■ **Your goal**: Copy out each line of the data holding "Application".

■ **Material supplied**:
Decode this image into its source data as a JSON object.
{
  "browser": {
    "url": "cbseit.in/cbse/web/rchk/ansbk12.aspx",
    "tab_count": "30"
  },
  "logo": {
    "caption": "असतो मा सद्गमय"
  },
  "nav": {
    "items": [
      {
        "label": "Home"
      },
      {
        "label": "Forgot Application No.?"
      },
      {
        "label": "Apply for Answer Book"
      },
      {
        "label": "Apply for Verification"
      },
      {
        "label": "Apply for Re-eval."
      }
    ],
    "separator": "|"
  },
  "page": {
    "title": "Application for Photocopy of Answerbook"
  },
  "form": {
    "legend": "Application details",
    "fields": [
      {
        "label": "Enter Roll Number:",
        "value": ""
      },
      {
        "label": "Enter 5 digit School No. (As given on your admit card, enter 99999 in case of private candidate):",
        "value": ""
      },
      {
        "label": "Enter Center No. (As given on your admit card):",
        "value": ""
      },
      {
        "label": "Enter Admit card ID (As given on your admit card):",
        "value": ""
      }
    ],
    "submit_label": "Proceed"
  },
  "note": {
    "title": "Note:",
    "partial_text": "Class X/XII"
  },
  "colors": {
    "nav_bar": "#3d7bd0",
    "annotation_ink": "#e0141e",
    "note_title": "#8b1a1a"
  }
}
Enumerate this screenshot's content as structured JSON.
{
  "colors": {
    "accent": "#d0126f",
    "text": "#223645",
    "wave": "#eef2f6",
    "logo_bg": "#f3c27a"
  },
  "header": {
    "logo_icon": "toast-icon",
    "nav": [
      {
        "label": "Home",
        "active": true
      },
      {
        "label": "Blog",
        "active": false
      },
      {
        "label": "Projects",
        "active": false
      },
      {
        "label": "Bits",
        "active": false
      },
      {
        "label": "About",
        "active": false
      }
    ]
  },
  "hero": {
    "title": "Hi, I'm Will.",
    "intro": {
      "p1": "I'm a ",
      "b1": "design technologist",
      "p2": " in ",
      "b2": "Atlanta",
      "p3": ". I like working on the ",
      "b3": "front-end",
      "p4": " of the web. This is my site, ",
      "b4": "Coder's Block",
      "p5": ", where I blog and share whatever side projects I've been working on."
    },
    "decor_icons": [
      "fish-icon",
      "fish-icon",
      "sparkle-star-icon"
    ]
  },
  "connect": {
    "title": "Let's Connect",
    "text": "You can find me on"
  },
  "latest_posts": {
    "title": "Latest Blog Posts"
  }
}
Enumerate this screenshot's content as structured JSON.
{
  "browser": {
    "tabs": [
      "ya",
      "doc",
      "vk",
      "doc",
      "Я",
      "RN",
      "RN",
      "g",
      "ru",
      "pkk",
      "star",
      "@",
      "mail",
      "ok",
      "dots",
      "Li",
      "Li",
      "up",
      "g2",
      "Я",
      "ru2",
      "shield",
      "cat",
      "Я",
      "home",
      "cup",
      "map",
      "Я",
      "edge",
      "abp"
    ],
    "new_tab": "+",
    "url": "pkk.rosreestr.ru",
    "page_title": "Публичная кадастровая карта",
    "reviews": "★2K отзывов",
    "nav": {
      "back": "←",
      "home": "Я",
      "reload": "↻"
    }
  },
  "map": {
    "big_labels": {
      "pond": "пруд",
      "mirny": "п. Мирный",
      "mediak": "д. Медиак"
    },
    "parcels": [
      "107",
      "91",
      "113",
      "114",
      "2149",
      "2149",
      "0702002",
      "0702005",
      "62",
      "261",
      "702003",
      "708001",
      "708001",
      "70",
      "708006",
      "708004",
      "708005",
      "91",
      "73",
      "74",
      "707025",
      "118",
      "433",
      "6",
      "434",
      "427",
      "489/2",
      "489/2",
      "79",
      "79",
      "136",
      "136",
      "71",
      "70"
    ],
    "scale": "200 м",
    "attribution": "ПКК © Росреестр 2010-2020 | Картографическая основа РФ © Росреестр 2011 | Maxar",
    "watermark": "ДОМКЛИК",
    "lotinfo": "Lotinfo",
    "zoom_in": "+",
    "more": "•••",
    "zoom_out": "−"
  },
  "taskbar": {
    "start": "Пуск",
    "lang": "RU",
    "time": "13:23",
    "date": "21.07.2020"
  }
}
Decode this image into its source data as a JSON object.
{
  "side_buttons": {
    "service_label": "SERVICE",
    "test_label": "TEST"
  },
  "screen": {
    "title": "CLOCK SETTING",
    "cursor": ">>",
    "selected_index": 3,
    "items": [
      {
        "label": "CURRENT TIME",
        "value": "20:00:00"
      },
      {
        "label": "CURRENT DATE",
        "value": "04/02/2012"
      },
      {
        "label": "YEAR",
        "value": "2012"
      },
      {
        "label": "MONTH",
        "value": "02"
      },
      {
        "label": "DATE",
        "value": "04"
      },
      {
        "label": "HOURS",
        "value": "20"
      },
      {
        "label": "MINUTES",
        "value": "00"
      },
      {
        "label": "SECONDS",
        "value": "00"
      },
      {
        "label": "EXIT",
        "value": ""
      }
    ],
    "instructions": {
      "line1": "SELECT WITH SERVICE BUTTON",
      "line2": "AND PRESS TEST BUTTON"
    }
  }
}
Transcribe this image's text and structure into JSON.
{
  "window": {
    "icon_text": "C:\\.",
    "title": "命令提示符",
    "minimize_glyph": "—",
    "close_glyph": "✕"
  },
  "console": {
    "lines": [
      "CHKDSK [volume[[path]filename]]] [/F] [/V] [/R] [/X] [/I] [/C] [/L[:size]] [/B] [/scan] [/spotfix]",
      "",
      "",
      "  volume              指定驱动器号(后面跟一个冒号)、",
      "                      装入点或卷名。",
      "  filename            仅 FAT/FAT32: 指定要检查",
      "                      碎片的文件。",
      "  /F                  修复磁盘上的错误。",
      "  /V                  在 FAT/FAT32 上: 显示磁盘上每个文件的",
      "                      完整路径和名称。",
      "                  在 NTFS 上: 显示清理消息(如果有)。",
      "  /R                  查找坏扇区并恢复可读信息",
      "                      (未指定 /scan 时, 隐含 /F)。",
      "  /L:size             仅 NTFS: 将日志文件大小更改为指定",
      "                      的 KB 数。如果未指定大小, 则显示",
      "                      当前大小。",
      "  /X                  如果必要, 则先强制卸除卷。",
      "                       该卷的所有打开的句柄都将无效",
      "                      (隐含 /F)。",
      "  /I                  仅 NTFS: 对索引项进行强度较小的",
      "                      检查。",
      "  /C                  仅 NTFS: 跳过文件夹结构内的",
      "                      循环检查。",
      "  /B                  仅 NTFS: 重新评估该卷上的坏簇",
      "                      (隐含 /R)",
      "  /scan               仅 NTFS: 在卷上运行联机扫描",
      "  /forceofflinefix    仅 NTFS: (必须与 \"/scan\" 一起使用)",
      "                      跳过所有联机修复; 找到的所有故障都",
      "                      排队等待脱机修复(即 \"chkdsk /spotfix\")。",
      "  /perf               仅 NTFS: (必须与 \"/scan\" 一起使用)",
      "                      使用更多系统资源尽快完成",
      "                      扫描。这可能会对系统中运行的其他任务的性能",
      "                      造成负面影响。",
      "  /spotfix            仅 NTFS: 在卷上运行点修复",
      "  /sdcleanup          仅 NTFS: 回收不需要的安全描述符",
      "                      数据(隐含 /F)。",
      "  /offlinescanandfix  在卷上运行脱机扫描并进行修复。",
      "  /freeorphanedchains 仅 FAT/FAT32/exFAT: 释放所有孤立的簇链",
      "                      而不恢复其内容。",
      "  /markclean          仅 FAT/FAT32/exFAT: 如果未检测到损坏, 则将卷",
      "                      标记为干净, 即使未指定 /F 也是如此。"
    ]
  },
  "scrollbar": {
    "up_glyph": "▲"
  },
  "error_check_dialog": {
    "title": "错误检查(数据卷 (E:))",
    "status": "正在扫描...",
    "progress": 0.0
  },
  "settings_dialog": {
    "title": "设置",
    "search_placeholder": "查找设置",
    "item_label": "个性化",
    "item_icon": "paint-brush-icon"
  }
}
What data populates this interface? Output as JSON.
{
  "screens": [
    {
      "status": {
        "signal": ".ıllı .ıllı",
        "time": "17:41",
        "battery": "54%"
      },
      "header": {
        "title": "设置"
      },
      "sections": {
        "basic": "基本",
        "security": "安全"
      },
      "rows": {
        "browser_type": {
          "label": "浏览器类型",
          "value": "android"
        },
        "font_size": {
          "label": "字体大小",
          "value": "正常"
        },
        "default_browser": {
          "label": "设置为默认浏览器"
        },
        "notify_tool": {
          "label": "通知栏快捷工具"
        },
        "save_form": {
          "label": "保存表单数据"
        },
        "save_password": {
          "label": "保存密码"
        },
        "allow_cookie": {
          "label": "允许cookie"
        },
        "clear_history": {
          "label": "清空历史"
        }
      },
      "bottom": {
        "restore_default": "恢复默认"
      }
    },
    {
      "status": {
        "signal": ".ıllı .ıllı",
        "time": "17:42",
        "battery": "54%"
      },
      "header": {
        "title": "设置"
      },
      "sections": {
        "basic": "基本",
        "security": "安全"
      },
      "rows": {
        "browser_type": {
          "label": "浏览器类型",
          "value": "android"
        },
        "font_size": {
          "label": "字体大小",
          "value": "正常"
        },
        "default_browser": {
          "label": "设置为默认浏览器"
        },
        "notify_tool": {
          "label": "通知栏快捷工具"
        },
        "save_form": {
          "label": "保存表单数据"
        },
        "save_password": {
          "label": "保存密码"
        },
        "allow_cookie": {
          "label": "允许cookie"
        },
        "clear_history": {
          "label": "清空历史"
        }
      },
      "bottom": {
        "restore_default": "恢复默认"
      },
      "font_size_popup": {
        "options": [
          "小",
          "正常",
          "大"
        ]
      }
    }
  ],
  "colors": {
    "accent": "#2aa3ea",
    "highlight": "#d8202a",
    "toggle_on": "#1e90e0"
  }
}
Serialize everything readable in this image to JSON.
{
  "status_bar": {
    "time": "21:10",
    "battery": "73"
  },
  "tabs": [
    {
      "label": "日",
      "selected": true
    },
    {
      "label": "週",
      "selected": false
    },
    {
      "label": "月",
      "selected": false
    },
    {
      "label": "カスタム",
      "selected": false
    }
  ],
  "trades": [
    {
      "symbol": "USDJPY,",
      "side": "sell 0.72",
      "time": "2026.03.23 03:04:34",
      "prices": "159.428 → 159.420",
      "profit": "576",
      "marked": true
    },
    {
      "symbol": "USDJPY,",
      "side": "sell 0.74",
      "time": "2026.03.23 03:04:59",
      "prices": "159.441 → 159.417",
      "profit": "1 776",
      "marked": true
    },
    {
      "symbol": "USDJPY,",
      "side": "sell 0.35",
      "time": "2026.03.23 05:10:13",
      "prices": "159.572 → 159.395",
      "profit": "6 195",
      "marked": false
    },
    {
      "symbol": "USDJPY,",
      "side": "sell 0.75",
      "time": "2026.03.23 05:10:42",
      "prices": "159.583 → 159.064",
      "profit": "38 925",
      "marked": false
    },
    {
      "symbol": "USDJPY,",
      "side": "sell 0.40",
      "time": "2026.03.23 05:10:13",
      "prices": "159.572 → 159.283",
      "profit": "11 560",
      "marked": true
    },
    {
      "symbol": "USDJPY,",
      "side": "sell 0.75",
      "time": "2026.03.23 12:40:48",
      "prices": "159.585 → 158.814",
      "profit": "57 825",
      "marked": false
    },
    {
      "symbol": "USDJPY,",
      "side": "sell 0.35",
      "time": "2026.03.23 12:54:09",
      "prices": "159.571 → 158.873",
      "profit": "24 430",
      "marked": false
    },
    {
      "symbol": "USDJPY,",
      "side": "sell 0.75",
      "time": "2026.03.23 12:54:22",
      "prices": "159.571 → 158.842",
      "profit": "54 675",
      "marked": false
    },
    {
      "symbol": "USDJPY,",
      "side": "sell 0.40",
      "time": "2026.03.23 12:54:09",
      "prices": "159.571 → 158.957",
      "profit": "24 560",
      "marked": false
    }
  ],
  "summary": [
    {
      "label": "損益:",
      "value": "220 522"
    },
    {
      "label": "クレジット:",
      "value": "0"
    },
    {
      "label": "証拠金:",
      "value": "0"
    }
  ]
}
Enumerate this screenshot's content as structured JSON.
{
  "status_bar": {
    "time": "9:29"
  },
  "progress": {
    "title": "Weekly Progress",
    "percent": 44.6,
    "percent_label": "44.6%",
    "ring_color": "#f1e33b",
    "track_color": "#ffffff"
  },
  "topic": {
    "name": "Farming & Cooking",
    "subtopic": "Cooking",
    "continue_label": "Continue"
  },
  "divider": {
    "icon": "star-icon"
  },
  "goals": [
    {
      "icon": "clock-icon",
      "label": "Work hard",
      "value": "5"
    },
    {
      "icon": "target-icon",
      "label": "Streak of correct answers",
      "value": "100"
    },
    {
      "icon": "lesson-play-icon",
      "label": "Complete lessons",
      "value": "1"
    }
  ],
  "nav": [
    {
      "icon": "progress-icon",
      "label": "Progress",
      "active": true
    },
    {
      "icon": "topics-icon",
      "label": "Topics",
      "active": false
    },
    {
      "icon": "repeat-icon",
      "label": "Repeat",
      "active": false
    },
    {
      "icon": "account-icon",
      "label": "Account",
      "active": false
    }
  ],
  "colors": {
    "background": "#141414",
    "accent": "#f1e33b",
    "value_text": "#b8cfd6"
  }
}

■ **Solution to this problem**:
        "label": "Forgot Application No.?"
    "title": "Application for Photocopy of Answerbook"
    "legend": "Application details",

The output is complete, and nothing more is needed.